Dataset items
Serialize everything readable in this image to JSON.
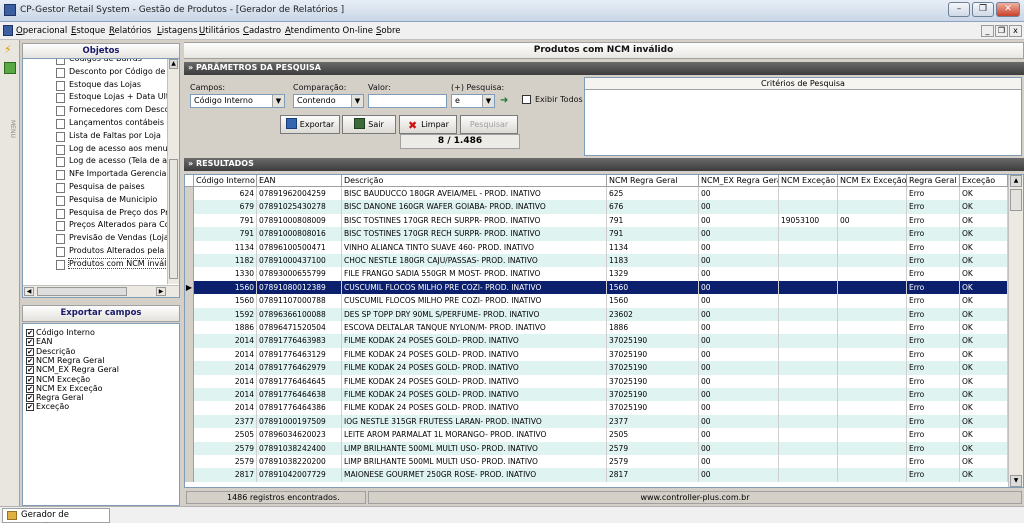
{
  "window": {
    "title": "CP-Gestor Retail System - Gestão de Produtos - [Gerador de Relatórios ]"
  },
  "menu": [
    "Operacional",
    "Estoque",
    "Relatórios",
    "Listagens",
    "Utilitários",
    "Cadastro",
    "Atendimento On-line",
    "Sobre"
  ],
  "left_panel": {
    "objects_title": "Objetos",
    "objects": [
      "Códigos de Barras",
      "Desconto por Código de Bar",
      "Estoque das Lojas",
      "Estoque Lojas + Data Ultima",
      "Fornecedores com Desconto",
      "Lançamentos contábeis retr",
      "Lista de Faltas por Loja",
      "Log de acesso aos menus",
      "Log de acesso (Tela de atua",
      "NFe Importada Gerenciamer",
      "Pesquisa de paises",
      "Pesquisa de Municipio",
      "Pesquisa de Preço dos Prod",
      "Preços Alterados para Conf",
      "Previsão de Vendas (Loja - l",
      "Produtos Alterados pela MG",
      "Produtos com NCM inválido"
    ],
    "export_title": "Exportar campos",
    "export_fields": [
      "Código Interno",
      "EAN",
      "Descrição",
      "NCM Regra Geral",
      "NCM_EX Regra Geral",
      "NCM Exceção",
      "NCM Ex Exceção",
      "Regra Geral",
      "Exceção"
    ]
  },
  "main": {
    "title": "Produtos com NCM inválido",
    "params_header": "» PARÂMETROS DA PESQUISA",
    "campos_label": "Campos:",
    "campos_value": "Código Interno",
    "comparacao_label": "Comparação:",
    "comparacao_value": "Contendo",
    "valor_label": "Valor:",
    "valor_value": "",
    "pesquisa_label": "(+) Pesquisa:",
    "pesquisa_value": "e",
    "exibir_todos": "Exibir Todos",
    "exportar": "Exportar",
    "sair": "Sair",
    "limpar": "Limpar",
    "pesquisar": "Pesquisar",
    "counter": "8 / 1.486",
    "criteria_header": "Critérios de Pesquisa",
    "results_header": "» RESULTADOS"
  },
  "grid": {
    "columns": [
      "Código Interno",
      "EAN",
      "Descrição",
      "NCM Regra Geral",
      "NCM_EX Regra Geral",
      "NCM Exceção",
      "NCM Ex Exceção",
      "Regra Geral",
      "Exceção"
    ],
    "rows": [
      [
        "624",
        "07891962004259",
        "BISC BAUDUCCO 180GR AVEIA/MEL - PROD. INATIVO",
        "625",
        "00",
        "",
        "",
        "Erro",
        "OK"
      ],
      [
        "679",
        "07891025430278",
        "BISC DANONE 160GR WAFER GOIABA- PROD. INATIVO",
        "676",
        "00",
        "",
        "",
        "Erro",
        "OK"
      ],
      [
        "791",
        "07891000808009",
        "BISC TOSTINES 170GR RECH SURPR- PROD. INATIVO",
        "791",
        "00",
        "19053100",
        "00",
        "Erro",
        "OK"
      ],
      [
        "791",
        "07891000808016",
        "BISC TOSTINES 170GR RECH SURPR- PROD. INATIVO",
        "791",
        "00",
        "",
        "",
        "Erro",
        "OK"
      ],
      [
        "1134",
        "07896100500471",
        "VINHO  ALIANCA TINTO SUAVE 460- PROD. INATIVO",
        "1134",
        "00",
        "",
        "",
        "Erro",
        "OK"
      ],
      [
        "1182",
        "07891000437100",
        "CHOC NESTLE 180GR CAJU/PASSAS- PROD. INATIVO",
        "1183",
        "00",
        "",
        "",
        "Erro",
        "OK"
      ],
      [
        "1330",
        "07893000655799",
        "FILE FRANGO SADIA 550GR M MOST- PROD. INATIVO",
        "1329",
        "00",
        "",
        "",
        "Erro",
        "OK"
      ],
      [
        "1560",
        "07891080012389",
        "CUSCUMIL FLOCOS MILHO PRE COZI- PROD. INATIVO",
        "1560",
        "00",
        "",
        "",
        "Erro",
        "OK"
      ],
      [
        "1560",
        "07891107000788",
        "CUSCUMIL FLOCOS MILHO PRE COZI- PROD. INATIVO",
        "1560",
        "00",
        "",
        "",
        "Erro",
        "OK"
      ],
      [
        "1592",
        "07896366100088",
        "DES SP TOPP DRY 90ML S/PERFUME- PROD. INATIVO",
        "23602",
        "00",
        "",
        "",
        "Erro",
        "OK"
      ],
      [
        "1886",
        "07896471520504",
        "ESCOVA DELTALAR TANQUE NYLON/M- PROD. INATIVO",
        "1886",
        "00",
        "",
        "",
        "Erro",
        "OK"
      ],
      [
        "2014",
        "07891776463983",
        "FILME KODAK 24 POSES GOLD- PROD. INATIVO",
        "37025190",
        "00",
        "",
        "",
        "Erro",
        "OK"
      ],
      [
        "2014",
        "07891776463129",
        "FILME KODAK 24 POSES GOLD- PROD. INATIVO",
        "37025190",
        "00",
        "",
        "",
        "Erro",
        "OK"
      ],
      [
        "2014",
        "07891776462979",
        "FILME KODAK 24 POSES GOLD- PROD. INATIVO",
        "37025190",
        "00",
        "",
        "",
        "Erro",
        "OK"
      ],
      [
        "2014",
        "07891776464645",
        "FILME KODAK 24 POSES GOLD- PROD. INATIVO",
        "37025190",
        "00",
        "",
        "",
        "Erro",
        "OK"
      ],
      [
        "2014",
        "07891776464638",
        "FILME KODAK 24 POSES GOLD- PROD. INATIVO",
        "37025190",
        "00",
        "",
        "",
        "Erro",
        "OK"
      ],
      [
        "2014",
        "07891776464386",
        "FILME KODAK 24 POSES GOLD- PROD. INATIVO",
        "37025190",
        "00",
        "",
        "",
        "Erro",
        "OK"
      ],
      [
        "2377",
        "07891000197509",
        "IOG NESTLE 315GR FRUTESS LARAN- PROD. INATIVO",
        "2377",
        "00",
        "",
        "",
        "Erro",
        "OK"
      ],
      [
        "2505",
        "07896034620023",
        "LEITE AROM PARMALAT 1L MORANGO- PROD. INATIVO",
        "2505",
        "00",
        "",
        "",
        "Erro",
        "OK"
      ],
      [
        "2579",
        "07891038242400",
        "LIMP BRILHANTE 500ML MULTI USO- PROD. INATIVO",
        "2579",
        "00",
        "",
        "",
        "Erro",
        "OK"
      ],
      [
        "2579",
        "07891038220200",
        "LIMP BRILHANTE 500ML MULTI USO- PROD. INATIVO",
        "2579",
        "00",
        "",
        "",
        "Erro",
        "OK"
      ],
      [
        "2817",
        "07891042007729",
        "MAIONESE GOURMET 250GR ROSE- PROD. INATIVO",
        "2817",
        "00",
        "",
        "",
        "Erro",
        "OK"
      ]
    ]
  },
  "status": {
    "records": "1486 registros encontrados.",
    "site": "www.controller-plus.com.br"
  },
  "taskbar": {
    "item": "Gerador de Relatórios"
  }
}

### YOUR TASK
Write the records above out again exactly, with no pictures in your copy.

### REPLY TO THE TASK
Serialize everything readable in this image to JSON.
{
  "window": {
    "title": "CP-Gestor Retail System - Gestão de Produtos - [Gerador de Relatórios ]"
  },
  "menu": [
    "Operacional",
    "Estoque",
    "Relatórios",
    "Listagens",
    "Utilitários",
    "Cadastro",
    "Atendimento On-line",
    "Sobre"
  ],
  "left_panel": {
    "objects_title": "Objetos",
    "objects": [
      "Códigos de Barras",
      "Desconto por Código de Bar",
      "Estoque das Lojas",
      "Estoque Lojas + Data Ultima",
      "Fornecedores com Desconto",
      "Lançamentos contábeis retr",
      "Lista de Faltas por Loja",
      "Log de acesso aos menus",
      "Log de acesso (Tela de atua",
      "NFe Importada Gerenciamer",
      "Pesquisa de paises",
      "Pesquisa de Municipio",
      "Pesquisa de Preço dos Prod",
      "Preços Alterados para Conf",
      "Previsão de Vendas (Loja - l",
      "Produtos Alterados pela MG",
      "Produtos com NCM inválido"
    ],
    "export_title": "Exportar campos",
    "export_fields": [
      "Código Interno",
      "EAN",
      "Descrição",
      "NCM Regra Geral",
      "NCM_EX Regra Geral",
      "NCM Exceção",
      "NCM Ex Exceção",
      "Regra Geral",
      "Exceção"
    ]
  },
  "main": {
    "title": "Produtos com NCM inválido",
    "params_header": "» PARÂMETROS DA PESQUISA",
    "campos_label": "Campos:",
    "campos_value": "Código Interno",
    "comparacao_label": "Comparação:",
    "comparacao_value": "Contendo",
    "valor_label": "Valor:",
    "valor_value": "",
    "pesquisa_label": "(+) Pesquisa:",
    "pesquisa_value": "e",
    "exibir_todos": "Exibir Todos",
    "exportar": "Exportar",
    "sair": "Sair",
    "limpar": "Limpar",
    "pesquisar": "Pesquisar",
    "counter": "8 / 1.486",
    "criteria_header": "Critérios de Pesquisa",
    "results_header": "» RESULTADOS"
  },
  "grid": {
    "columns": [
      "Código Interno",
      "EAN",
      "Descrição",
      "NCM Regra Geral",
      "NCM_EX Regra Geral",
      "NCM Exceção",
      "NCM Ex Exceção",
      "Regra Geral",
      "Exceção"
    ],
    "rows": [
      [
        "624",
        "07891962004259",
        "BISC BAUDUCCO 180GR AVEIA/MEL - PROD. INATIVO",
        "625",
        "00",
        "",
        "",
        "Erro",
        "OK"
      ],
      [
        "679",
        "07891025430278",
        "BISC DANONE 160GR WAFER GOIABA- PROD. INATIVO",
        "676",
        "00",
        "",
        "",
        "Erro",
        "OK"
      ],
      [
        "791",
        "07891000808009",
        "BISC TOSTINES 170GR RECH SURPR- PROD. INATIVO",
        "791",
        "00",
        "19053100",
        "00",
        "Erro",
        "OK"
      ],
      [
        "791",
        "07891000808016",
        "BISC TOSTINES 170GR RECH SURPR- PROD. INATIVO",
        "791",
        "00",
        "",
        "",
        "Erro",
        "OK"
      ],
      [
        "1134",
        "07896100500471",
        "VINHO  ALIANCA TINTO SUAVE 460- PROD. INATIVO",
        "1134",
        "00",
        "",
        "",
        "Erro",
        "OK"
      ],
      [
        "1182",
        "07891000437100",
        "CHOC NESTLE 180GR CAJU/PASSAS- PROD. INATIVO",
        "1183",
        "00",
        "",
        "",
        "Erro",
        "OK"
      ],
      [
        "1330",
        "07893000655799",
        "FILE FRANGO SADIA 550GR M MOST- PROD. INATIVO",
        "1329",
        "00",
        "",
        "",
        "Erro",
        "OK"
      ],
      [
        "1560",
        "07891080012389",
        "CUSCUMIL FLOCOS MILHO PRE COZI- PROD. INATIVO",
        "1560",
        "00",
        "",
        "",
        "Erro",
        "OK"
      ],
      [
        "1560",
        "07891107000788",
        "CUSCUMIL FLOCOS MILHO PRE COZI- PROD. INATIVO",
        "1560",
        "00",
        "",
        "",
        "Erro",
        "OK"
      ],
      [
        "1592",
        "07896366100088",
        "DES SP TOPP DRY 90ML S/PERFUME- PROD. INATIVO",
        "23602",
        "00",
        "",
        "",
        "Erro",
        "OK"
      ],
      [
        "1886",
        "07896471520504",
        "ESCOVA DELTALAR TANQUE NYLON/M- PROD. INATIVO",
        "1886",
        "00",
        "",
        "",
        "Erro",
        "OK"
      ],
      [
        "2014",
        "07891776463983",
        "FILME KODAK 24 POSES GOLD- PROD. INATIVO",
        "37025190",
        "00",
        "",
        "",
        "Erro",
        "OK"
      ],
      [
        "2014",
        "07891776463129",
        "FILME KODAK 24 POSES GOLD- PROD. INATIVO",
        "37025190",
        "00",
        "",
        "",
        "Erro",
        "OK"
      ],
      [
        "2014",
        "07891776462979",
        "FILME KODAK 24 POSES GOLD- PROD. INATIVO",
        "37025190",
        "00",
        "",
        "",
        "Erro",
        "OK"
      ],
      [
        "2014",
        "07891776464645",
        "FILME KODAK 24 POSES GOLD- PROD. INATIVO",
        "37025190",
        "00",
        "",
        "",
        "Erro",
        "OK"
      ],
      [
        "2014",
        "07891776464638",
        "FILME KODAK 24 POSES GOLD- PROD. INATIVO",
        "37025190",
        "00",
        "",
        "",
        "Erro",
        "OK"
      ],
      [
        "2014",
        "07891776464386",
        "FILME KODAK 24 POSES GOLD- PROD. INATIVO",
        "37025190",
        "00",
        "",
        "",
        "Erro",
        "OK"
      ],
      [
        "2377",
        "07891000197509",
        "IOG NESTLE 315GR FRUTESS LARAN- PROD. INATIVO",
        "2377",
        "00",
        "",
        "",
        "Erro",
        "OK"
      ],
      [
        "2505",
        "07896034620023",
        "LEITE AROM PARMALAT 1L MORANGO- PROD. INATIVO",
        "2505",
        "00",
        "",
        "",
        "Erro",
        "OK"
      ],
      [
        "2579",
        "07891038242400",
        "LIMP BRILHANTE 500ML MULTI USO- PROD. INATIVO",
        "2579",
        "00",
        "",
        "",
        "Erro",
        "OK"
      ],
      [
        "2579",
        "07891038220200",
        "LIMP BRILHANTE 500ML MULTI USO- PROD. INATIVO",
        "2579",
        "00",
        "",
        "",
        "Erro",
        "OK"
      ],
      [
        "2817",
        "07891042007729",
        "MAIONESE GOURMET 250GR ROSE- PROD. INATIVO",
        "2817",
        "00",
        "",
        "",
        "Erro",
        "OK"
      ]
    ]
  },
  "status": {
    "records": "1486 registros encontrados.",
    "site": "www.controller-plus.com.br"
  },
  "taskbar": {
    "item": "Gerador de Relatórios"
  }
}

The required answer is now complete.